=== Given text ===

# Rat and a cat in the same house?



## Dylfish2000 (May 31, 2014)

So I was thinking about getting a rat. I know there very friendly and should be kept in same sex groups of 2 or more. Problem is I have a cat, and a cairn terrier. My cat is very sweet and loving, but he was a stray and he tries to pounce at the fish tank a lot (don't worry he hasn't even come close to pushing it over). Will he try to attack the rats or push over there cage? If I got the rats, I would keep them in my room, because my dog never goes in there but the cat does. Is it possible to keep all these animals without tragedy?


----------



## Lil Miss (Dec 11, 2010)

i thought you said you werent allowed to get rats? if your parents wont allow you you can not just go out and get them regardless


----------



## MerlinsMum (Aug 2, 2009)

Two rats - never one.


----------



## blade100 (Aug 24, 2009)

http://www.petforums.co.uk/small-animal-chat/367351-hamster-help.html


----------



## blade100 (Aug 24, 2009)

=== Material shown ===

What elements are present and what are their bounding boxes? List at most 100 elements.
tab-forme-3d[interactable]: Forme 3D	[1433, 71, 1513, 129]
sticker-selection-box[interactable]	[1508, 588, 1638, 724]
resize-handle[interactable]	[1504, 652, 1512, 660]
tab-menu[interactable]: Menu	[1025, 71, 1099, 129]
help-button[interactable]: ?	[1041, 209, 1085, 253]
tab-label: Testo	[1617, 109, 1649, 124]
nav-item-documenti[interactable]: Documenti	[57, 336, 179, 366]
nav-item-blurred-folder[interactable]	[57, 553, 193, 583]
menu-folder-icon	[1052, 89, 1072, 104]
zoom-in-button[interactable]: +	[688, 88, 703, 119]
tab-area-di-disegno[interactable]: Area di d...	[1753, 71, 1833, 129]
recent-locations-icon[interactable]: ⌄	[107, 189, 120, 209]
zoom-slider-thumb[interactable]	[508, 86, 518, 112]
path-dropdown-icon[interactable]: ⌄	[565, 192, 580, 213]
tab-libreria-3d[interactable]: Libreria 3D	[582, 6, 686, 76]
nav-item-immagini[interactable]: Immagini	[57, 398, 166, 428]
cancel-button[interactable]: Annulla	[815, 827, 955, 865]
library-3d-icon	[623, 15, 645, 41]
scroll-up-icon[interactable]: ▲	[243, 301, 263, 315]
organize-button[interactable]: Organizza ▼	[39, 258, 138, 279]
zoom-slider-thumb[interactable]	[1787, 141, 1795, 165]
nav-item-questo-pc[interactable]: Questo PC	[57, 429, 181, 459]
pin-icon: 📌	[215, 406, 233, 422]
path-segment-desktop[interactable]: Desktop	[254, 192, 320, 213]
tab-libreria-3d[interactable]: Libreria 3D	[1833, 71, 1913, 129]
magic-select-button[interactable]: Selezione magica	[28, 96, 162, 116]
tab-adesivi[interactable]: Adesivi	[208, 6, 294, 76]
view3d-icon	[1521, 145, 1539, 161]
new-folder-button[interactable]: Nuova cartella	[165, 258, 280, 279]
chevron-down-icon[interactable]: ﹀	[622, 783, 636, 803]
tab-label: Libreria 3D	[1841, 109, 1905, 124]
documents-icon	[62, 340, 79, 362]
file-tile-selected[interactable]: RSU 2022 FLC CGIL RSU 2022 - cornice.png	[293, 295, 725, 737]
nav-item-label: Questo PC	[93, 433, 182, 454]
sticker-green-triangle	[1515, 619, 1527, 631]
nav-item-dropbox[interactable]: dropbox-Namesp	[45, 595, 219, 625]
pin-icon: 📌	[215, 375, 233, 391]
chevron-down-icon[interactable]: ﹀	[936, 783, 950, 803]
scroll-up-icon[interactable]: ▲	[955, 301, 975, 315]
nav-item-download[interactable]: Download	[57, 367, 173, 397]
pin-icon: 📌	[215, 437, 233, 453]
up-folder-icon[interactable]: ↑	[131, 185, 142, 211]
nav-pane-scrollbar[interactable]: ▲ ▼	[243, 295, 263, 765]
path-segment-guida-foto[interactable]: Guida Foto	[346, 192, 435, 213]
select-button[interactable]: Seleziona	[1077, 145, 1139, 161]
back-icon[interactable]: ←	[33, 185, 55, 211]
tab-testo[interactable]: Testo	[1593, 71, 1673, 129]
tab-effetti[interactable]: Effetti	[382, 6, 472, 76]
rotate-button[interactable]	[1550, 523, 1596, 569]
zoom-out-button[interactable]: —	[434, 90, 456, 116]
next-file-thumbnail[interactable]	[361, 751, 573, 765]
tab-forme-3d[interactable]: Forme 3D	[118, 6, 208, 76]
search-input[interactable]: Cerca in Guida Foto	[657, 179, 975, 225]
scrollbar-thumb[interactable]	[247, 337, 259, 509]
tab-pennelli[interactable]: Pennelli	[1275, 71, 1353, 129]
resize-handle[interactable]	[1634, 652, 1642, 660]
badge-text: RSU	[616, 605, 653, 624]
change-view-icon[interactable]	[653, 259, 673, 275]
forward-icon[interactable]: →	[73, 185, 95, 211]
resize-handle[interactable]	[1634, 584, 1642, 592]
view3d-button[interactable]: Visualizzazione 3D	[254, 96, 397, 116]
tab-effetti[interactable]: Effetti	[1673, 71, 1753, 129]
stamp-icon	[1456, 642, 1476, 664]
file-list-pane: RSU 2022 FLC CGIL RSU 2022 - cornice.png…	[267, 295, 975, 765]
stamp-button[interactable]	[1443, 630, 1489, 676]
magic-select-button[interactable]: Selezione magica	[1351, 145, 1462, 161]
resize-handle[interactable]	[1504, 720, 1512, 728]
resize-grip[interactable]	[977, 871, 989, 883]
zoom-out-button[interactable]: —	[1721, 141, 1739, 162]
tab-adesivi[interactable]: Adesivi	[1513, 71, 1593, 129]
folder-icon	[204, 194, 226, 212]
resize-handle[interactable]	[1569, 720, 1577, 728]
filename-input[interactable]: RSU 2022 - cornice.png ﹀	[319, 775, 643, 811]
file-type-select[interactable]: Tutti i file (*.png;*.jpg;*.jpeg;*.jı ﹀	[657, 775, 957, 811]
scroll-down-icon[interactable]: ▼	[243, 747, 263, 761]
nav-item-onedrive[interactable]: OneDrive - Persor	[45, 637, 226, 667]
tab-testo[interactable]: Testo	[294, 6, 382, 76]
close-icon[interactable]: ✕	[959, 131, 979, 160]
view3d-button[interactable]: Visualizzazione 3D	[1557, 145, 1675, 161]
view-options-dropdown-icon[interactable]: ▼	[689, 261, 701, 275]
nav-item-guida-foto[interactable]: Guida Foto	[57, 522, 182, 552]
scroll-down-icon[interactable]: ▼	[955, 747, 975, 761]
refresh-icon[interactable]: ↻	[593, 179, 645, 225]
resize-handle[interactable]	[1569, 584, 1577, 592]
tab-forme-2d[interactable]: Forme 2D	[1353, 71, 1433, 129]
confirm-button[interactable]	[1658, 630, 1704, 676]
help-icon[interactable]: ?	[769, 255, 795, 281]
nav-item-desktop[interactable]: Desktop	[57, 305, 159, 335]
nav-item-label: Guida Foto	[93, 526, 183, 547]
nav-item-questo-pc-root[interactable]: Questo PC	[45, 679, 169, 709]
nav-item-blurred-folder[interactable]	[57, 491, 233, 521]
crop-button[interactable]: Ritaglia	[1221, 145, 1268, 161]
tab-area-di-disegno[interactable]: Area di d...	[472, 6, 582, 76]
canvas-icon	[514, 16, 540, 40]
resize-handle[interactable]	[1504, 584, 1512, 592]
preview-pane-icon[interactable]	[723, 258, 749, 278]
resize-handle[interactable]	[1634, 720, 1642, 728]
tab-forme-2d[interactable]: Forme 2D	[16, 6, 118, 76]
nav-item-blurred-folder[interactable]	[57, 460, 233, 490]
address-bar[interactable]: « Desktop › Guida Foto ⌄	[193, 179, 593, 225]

===

Description of the task → In the forum thread on keeping a rat and a cat in the same house, where does the first poster plan to keep the rats?

Answer to this task → In the poster's own room, because the dog never goes in there.